Chart and figure data:
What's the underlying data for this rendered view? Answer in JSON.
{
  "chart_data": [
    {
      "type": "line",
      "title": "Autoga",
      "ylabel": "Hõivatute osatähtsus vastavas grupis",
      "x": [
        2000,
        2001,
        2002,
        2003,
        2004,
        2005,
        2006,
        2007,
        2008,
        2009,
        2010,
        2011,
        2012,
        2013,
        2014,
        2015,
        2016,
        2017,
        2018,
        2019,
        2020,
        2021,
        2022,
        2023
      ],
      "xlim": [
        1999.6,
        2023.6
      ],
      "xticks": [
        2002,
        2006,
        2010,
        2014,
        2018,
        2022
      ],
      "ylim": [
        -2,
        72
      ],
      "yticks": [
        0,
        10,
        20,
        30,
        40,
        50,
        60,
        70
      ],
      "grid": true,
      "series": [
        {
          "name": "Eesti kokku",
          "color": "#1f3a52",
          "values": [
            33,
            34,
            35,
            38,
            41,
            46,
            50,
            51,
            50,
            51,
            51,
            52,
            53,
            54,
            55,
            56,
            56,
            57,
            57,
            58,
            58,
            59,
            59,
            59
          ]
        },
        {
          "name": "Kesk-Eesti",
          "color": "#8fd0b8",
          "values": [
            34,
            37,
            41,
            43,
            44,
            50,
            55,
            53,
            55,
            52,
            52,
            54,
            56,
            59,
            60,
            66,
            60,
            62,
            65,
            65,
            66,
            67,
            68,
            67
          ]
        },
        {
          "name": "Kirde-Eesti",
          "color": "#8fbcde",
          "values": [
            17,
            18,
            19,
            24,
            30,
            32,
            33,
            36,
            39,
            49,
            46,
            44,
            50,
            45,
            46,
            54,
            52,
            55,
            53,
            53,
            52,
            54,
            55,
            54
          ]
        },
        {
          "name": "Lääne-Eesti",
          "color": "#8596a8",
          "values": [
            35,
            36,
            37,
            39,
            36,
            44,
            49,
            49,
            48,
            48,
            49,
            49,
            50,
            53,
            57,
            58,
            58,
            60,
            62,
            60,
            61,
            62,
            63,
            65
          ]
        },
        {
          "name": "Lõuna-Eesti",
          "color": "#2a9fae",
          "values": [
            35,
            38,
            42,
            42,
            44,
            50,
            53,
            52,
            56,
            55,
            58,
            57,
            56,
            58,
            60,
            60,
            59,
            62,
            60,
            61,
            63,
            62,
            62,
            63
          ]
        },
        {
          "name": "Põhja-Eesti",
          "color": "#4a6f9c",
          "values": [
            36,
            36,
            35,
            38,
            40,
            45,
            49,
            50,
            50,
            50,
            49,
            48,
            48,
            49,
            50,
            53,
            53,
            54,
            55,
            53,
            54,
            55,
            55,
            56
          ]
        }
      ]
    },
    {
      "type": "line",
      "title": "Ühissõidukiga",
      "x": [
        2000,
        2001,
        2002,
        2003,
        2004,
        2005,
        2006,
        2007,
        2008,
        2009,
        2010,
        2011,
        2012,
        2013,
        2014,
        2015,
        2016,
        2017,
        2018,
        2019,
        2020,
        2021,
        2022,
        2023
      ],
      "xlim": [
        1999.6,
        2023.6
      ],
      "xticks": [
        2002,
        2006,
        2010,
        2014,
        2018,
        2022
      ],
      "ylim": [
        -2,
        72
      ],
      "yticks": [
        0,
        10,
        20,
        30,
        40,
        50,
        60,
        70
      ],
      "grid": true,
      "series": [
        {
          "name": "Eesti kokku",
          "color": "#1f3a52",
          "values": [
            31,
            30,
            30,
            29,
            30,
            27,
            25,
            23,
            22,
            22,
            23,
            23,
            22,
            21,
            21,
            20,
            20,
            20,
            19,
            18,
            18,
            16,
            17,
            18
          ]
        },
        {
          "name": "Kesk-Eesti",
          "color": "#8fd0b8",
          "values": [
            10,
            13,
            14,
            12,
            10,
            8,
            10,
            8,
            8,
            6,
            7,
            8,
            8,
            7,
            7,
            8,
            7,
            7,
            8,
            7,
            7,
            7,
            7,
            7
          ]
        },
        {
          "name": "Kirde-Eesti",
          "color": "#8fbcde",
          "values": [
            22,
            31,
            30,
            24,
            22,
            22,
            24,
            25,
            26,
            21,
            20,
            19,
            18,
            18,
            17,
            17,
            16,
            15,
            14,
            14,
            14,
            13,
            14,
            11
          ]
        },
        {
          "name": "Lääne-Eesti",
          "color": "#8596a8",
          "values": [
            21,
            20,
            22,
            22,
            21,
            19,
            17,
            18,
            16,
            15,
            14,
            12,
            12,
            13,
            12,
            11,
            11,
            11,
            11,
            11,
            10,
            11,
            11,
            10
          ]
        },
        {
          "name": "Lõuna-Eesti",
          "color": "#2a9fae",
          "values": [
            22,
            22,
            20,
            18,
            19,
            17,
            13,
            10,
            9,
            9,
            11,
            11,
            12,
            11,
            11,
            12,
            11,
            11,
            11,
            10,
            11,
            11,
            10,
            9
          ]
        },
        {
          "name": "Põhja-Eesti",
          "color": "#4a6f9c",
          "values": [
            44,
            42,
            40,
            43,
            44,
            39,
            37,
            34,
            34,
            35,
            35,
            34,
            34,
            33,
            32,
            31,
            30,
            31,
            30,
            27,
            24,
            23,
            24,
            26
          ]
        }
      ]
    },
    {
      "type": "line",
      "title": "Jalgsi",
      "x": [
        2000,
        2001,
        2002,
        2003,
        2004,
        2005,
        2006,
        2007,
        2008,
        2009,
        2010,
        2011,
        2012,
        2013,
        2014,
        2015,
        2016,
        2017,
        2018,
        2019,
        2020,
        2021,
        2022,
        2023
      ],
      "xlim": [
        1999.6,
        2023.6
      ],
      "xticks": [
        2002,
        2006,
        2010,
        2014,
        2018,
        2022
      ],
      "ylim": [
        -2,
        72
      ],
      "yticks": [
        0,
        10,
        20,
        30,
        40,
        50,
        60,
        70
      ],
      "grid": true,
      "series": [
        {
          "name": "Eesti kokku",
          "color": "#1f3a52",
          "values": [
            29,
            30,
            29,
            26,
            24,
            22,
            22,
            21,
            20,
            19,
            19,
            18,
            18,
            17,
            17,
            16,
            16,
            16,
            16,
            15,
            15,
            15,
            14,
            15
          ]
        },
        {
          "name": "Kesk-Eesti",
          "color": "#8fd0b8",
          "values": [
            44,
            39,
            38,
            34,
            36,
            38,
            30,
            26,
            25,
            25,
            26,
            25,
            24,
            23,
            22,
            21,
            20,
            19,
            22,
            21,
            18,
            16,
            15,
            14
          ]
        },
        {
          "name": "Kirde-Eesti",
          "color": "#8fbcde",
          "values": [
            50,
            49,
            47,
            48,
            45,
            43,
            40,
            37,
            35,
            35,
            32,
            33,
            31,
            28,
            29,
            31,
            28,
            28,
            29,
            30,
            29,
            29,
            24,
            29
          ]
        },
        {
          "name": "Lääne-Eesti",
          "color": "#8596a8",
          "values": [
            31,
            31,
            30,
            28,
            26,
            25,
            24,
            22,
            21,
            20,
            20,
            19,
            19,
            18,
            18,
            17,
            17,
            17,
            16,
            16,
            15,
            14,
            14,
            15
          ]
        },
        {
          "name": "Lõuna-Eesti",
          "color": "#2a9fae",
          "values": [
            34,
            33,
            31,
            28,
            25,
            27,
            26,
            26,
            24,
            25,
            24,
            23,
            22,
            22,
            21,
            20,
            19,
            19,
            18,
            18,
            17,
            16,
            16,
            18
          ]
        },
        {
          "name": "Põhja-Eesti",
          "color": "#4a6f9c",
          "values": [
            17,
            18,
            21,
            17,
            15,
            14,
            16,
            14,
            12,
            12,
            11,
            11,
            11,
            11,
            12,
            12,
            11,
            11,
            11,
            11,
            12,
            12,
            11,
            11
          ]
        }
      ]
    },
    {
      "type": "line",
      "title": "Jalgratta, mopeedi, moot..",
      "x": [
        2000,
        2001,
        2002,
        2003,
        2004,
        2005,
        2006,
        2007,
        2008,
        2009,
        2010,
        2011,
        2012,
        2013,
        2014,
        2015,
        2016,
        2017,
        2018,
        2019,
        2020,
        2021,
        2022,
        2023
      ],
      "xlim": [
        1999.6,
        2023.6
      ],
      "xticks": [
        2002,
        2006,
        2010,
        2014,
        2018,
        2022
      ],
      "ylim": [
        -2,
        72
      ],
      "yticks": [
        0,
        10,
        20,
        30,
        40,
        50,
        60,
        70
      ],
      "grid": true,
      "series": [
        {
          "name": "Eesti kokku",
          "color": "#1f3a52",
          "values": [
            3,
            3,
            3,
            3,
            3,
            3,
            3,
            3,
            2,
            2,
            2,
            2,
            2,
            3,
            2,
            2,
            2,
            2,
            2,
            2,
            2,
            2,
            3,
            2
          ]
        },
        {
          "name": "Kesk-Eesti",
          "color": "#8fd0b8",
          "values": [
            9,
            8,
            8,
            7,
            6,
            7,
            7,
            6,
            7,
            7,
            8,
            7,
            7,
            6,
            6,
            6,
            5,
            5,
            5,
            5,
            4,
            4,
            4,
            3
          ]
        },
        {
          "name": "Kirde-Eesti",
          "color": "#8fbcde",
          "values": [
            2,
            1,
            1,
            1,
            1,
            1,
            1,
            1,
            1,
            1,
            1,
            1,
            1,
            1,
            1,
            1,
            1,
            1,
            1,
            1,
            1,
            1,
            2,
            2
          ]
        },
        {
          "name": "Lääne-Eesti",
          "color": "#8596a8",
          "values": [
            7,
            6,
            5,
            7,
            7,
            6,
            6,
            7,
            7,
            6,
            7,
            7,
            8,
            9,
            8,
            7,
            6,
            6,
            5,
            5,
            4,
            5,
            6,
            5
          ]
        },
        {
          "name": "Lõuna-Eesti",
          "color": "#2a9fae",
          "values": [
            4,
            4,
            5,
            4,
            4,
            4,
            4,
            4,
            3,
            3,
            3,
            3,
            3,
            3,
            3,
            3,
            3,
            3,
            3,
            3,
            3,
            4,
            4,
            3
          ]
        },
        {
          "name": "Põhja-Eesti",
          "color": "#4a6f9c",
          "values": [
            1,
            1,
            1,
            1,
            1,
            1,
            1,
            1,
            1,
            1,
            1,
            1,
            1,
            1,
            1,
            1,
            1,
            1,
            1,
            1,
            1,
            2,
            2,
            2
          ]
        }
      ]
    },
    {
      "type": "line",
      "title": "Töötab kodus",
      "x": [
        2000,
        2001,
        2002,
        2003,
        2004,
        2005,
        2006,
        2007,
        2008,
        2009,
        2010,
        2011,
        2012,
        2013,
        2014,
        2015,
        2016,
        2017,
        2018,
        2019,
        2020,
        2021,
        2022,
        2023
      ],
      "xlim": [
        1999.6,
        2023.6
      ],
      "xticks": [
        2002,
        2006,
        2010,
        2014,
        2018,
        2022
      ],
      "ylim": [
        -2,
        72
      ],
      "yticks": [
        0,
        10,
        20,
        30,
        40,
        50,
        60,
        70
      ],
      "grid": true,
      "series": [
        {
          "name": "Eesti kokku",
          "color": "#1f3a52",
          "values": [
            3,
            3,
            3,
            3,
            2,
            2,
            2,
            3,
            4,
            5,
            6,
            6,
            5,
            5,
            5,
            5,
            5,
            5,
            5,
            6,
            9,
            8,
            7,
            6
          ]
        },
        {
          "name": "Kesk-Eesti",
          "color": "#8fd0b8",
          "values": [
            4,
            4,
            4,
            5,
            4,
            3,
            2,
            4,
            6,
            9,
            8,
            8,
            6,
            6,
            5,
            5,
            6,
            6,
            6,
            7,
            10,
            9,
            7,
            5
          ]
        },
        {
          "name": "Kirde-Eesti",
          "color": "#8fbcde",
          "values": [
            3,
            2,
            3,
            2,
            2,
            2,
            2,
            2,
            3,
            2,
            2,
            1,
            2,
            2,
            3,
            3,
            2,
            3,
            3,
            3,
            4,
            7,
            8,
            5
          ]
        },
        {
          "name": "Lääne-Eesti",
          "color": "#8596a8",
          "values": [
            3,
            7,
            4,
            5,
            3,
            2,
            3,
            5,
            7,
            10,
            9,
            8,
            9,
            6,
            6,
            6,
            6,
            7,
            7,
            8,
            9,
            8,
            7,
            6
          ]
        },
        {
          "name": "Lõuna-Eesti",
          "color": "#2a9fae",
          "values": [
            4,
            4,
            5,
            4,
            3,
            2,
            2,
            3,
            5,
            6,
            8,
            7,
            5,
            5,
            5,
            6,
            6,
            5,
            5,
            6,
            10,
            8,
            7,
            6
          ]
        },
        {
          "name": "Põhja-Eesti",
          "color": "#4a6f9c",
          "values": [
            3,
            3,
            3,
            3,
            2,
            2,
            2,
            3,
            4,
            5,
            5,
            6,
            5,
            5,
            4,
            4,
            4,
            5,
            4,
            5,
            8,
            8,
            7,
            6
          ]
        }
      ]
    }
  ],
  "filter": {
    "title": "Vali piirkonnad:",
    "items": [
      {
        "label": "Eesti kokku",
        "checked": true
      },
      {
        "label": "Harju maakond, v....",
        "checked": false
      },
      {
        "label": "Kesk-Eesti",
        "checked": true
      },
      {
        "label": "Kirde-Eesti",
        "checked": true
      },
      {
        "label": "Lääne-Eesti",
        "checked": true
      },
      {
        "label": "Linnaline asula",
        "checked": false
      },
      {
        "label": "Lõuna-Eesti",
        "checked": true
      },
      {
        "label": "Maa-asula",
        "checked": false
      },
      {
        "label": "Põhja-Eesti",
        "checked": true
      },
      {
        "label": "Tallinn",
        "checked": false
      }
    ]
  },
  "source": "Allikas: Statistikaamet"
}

* **Description of the task**
Scan the records above for the string "asula", then select every line that holds it.

* **Finished answer**
        "label": "Linnaline asula",
        "label": "Maa-asula",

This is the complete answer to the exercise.